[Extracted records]
|---|

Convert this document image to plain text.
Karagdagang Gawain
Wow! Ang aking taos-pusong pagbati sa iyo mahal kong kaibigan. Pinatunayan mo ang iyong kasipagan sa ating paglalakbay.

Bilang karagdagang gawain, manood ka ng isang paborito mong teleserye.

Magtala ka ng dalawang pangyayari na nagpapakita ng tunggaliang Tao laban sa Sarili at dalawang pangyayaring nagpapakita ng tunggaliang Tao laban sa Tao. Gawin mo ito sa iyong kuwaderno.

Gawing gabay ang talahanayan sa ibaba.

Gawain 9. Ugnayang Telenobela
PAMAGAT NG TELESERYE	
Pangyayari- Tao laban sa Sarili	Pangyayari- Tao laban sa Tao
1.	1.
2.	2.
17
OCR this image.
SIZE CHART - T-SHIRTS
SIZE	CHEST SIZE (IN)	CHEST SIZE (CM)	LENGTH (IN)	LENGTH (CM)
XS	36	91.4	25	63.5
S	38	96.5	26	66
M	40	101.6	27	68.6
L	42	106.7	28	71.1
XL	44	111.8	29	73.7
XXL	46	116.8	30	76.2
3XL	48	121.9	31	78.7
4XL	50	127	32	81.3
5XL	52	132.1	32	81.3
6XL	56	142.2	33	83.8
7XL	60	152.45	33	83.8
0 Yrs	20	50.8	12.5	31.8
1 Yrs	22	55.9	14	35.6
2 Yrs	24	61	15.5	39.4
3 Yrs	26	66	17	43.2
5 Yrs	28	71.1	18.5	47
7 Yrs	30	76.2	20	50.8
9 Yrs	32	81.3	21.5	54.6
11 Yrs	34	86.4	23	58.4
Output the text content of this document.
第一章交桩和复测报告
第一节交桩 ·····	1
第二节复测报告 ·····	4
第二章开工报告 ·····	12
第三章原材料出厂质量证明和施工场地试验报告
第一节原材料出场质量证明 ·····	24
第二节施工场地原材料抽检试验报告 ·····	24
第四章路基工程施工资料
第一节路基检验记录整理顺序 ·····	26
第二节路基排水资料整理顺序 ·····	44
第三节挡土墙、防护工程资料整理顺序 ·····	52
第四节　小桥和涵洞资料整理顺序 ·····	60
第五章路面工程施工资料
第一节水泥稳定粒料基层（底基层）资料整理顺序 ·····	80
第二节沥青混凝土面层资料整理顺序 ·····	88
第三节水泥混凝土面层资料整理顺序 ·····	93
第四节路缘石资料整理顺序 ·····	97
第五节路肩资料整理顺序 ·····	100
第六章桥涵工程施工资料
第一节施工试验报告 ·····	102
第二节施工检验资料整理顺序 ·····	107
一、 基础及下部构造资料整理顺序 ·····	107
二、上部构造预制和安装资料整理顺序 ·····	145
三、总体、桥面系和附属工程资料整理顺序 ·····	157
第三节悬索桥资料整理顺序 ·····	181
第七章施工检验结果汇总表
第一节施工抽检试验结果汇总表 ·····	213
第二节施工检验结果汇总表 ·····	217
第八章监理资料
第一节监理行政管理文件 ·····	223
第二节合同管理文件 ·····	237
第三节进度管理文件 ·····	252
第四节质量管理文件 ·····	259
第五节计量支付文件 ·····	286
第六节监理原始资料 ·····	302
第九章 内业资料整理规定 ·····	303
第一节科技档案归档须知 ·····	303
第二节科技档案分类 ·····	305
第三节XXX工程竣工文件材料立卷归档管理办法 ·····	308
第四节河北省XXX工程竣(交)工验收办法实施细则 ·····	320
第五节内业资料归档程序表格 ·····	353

|---|

Stated problem
Gather from the entries above all lines that include the string "this".

Solution below
Convert this document image to plain text.
OCR this image.
Output the text content of this document.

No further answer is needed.